INFORMATION GIVEN:
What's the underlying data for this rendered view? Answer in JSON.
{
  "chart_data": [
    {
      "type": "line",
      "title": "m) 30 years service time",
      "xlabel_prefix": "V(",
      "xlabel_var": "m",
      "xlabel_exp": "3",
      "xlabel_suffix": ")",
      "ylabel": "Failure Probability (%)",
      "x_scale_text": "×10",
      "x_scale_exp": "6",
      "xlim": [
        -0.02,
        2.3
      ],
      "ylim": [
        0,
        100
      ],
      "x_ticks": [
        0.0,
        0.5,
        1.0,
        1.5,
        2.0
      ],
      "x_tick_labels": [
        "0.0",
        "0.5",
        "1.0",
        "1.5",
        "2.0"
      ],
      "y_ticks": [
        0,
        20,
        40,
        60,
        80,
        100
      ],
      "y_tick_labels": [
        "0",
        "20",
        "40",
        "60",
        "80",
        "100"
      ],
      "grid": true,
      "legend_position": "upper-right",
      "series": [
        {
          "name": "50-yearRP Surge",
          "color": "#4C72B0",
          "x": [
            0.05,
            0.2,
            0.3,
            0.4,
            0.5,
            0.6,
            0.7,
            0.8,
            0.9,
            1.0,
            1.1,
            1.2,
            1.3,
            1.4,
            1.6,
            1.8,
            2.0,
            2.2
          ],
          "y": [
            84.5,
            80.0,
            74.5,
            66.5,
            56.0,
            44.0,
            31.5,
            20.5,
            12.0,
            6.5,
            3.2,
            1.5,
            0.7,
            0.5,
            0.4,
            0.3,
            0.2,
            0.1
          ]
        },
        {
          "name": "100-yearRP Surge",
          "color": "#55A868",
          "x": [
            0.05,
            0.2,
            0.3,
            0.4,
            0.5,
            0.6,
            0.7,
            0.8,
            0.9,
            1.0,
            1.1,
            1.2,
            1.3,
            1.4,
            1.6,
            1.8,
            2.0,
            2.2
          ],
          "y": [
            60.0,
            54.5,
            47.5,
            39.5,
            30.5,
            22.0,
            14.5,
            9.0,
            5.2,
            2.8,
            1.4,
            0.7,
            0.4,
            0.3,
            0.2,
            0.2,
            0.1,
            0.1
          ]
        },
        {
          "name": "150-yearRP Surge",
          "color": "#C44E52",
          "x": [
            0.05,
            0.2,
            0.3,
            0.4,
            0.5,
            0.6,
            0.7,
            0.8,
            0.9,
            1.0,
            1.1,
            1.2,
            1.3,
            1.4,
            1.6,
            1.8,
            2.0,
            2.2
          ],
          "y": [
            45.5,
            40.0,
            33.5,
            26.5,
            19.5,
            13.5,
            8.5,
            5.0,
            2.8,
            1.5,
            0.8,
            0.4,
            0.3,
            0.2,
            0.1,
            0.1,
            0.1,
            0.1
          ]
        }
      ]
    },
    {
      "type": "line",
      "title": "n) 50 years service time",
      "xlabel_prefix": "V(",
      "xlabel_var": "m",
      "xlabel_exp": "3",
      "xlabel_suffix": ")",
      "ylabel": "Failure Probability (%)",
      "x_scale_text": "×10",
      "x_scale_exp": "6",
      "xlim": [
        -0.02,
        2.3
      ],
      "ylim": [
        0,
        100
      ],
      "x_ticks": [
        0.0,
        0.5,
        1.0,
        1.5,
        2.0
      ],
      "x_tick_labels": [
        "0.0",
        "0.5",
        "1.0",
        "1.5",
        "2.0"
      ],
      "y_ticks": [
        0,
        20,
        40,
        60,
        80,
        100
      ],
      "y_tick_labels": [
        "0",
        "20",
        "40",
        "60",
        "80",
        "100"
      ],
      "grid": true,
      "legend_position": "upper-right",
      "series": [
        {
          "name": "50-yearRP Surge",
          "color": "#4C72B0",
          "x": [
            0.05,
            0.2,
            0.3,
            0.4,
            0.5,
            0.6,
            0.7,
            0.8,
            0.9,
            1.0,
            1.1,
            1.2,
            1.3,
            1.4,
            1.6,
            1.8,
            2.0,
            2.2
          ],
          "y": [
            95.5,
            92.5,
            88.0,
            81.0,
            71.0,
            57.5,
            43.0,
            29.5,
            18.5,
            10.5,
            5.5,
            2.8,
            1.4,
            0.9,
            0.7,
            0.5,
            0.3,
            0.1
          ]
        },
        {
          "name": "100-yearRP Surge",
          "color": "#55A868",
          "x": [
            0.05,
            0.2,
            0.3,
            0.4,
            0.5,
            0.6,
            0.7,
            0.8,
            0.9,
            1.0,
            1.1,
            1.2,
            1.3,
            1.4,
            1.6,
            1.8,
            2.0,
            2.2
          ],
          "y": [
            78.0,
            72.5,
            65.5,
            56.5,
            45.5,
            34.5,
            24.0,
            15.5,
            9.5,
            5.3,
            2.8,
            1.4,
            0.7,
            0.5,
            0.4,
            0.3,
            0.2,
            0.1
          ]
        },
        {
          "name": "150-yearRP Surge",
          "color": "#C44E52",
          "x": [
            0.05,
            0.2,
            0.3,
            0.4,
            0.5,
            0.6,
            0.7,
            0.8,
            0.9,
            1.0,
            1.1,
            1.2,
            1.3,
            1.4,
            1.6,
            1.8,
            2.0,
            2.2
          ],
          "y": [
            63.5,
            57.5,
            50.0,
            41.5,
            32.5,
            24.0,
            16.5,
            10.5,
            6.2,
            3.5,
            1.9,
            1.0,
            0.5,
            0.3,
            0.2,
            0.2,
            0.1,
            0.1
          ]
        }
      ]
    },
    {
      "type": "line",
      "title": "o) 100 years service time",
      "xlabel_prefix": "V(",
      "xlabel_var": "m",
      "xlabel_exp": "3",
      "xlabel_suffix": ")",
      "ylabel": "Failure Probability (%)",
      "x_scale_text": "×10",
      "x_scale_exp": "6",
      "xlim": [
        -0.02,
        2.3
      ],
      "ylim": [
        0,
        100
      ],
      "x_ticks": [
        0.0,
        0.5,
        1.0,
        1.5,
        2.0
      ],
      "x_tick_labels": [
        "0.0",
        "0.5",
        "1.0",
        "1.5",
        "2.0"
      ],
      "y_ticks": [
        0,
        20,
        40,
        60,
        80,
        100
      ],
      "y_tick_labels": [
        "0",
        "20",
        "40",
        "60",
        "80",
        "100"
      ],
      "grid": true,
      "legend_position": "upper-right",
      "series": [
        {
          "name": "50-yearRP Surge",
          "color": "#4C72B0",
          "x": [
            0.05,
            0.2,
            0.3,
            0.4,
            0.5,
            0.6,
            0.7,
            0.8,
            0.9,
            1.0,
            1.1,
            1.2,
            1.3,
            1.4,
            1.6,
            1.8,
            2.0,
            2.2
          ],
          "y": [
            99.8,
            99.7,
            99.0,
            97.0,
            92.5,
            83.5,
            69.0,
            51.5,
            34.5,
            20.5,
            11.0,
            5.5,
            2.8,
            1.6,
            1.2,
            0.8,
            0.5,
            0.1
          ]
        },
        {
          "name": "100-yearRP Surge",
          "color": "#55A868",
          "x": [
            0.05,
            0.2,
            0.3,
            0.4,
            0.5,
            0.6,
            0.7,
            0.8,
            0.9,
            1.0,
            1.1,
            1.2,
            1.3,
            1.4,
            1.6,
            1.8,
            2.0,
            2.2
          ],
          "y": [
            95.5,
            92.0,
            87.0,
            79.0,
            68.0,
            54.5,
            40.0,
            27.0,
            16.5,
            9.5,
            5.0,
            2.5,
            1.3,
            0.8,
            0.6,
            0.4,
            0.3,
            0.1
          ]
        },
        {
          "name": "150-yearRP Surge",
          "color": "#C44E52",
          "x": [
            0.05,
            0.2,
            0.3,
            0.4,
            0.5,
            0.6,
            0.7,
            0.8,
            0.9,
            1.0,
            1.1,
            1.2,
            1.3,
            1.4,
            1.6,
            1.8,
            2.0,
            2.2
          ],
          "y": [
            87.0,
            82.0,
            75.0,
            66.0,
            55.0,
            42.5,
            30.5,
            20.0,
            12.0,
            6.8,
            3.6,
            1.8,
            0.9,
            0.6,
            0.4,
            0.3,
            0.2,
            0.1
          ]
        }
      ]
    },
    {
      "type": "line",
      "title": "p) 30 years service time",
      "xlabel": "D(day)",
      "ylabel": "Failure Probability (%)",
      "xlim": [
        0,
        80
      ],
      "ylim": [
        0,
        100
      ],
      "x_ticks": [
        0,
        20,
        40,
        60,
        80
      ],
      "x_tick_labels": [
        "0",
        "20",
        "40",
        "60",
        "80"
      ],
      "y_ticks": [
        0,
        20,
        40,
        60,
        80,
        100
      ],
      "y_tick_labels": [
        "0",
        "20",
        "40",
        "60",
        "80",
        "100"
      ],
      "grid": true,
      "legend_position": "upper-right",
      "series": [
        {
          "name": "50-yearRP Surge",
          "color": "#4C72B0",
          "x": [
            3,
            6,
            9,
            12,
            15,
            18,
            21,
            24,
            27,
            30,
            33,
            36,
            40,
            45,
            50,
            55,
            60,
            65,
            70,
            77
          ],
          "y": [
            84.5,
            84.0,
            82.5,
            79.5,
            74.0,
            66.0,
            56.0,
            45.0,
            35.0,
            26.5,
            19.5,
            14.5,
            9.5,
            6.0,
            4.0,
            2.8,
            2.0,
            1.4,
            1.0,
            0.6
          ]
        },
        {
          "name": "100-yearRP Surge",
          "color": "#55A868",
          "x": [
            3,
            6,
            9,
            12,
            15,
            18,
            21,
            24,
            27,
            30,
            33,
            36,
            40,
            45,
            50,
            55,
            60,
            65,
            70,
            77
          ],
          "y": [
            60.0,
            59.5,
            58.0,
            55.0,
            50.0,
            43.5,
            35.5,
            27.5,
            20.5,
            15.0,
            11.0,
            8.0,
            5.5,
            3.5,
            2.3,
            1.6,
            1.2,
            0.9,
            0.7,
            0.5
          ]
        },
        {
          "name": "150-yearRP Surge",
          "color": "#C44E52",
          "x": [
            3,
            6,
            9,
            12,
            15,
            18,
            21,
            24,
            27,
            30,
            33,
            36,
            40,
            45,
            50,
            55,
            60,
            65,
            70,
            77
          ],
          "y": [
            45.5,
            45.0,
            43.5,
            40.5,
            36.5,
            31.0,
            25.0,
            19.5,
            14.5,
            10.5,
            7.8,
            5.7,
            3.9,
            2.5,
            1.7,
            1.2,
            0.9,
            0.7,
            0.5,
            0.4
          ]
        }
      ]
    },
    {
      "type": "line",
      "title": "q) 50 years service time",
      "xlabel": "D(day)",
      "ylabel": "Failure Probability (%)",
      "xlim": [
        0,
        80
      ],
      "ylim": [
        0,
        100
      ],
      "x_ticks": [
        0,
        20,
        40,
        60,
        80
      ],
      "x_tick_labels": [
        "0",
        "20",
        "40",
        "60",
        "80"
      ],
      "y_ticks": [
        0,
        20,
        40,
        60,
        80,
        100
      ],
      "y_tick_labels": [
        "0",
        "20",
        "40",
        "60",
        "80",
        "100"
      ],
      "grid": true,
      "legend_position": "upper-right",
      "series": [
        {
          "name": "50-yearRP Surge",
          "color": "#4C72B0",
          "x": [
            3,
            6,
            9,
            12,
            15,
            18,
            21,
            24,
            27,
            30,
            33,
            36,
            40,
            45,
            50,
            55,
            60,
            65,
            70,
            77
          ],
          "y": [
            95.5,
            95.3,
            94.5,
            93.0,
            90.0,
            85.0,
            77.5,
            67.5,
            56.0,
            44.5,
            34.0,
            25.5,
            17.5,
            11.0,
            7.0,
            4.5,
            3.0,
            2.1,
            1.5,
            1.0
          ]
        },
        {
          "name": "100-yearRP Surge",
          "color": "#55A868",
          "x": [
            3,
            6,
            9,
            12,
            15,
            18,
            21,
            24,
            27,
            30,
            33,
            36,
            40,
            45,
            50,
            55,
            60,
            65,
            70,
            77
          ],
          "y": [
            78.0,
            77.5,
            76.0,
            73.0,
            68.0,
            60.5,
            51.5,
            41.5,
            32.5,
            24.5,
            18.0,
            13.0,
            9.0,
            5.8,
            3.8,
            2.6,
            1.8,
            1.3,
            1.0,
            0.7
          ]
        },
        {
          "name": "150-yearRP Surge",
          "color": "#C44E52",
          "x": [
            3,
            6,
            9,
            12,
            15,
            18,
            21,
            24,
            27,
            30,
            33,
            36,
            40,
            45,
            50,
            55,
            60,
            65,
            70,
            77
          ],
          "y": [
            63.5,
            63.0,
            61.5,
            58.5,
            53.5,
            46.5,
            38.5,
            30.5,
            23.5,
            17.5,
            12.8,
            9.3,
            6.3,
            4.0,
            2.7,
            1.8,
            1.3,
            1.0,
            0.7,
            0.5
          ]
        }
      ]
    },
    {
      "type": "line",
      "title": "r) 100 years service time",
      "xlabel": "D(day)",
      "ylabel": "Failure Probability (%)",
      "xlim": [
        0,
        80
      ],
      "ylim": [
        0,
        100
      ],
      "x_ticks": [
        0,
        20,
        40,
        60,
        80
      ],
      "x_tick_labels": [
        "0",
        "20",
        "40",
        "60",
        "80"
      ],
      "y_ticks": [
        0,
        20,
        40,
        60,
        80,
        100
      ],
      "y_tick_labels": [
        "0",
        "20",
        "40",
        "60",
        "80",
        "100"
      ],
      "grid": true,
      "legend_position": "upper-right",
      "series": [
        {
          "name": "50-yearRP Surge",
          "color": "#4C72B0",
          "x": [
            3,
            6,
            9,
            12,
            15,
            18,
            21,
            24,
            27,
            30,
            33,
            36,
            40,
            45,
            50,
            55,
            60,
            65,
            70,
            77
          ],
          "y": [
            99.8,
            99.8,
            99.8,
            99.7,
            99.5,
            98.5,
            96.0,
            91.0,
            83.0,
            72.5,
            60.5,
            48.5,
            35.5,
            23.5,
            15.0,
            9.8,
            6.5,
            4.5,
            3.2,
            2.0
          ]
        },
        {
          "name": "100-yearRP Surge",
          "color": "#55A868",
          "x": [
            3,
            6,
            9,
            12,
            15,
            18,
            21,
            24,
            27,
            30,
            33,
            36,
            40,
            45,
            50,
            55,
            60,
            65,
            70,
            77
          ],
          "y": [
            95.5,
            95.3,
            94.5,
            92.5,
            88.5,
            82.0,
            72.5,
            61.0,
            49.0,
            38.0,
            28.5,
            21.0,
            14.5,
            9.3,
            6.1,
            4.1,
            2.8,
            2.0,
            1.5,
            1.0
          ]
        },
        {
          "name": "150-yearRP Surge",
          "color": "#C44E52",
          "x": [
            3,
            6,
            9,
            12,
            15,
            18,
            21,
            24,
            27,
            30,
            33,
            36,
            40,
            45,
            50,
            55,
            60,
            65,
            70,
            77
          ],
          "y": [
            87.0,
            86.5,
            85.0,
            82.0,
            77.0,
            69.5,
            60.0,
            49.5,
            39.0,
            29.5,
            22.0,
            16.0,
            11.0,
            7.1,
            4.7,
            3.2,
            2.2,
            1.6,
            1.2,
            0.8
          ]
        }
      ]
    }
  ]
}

WHAT YOU ARE ASKED TO DO:
Say the number of lines in the listing that hold "years", with no added words.

CORRECT ANSWER:
6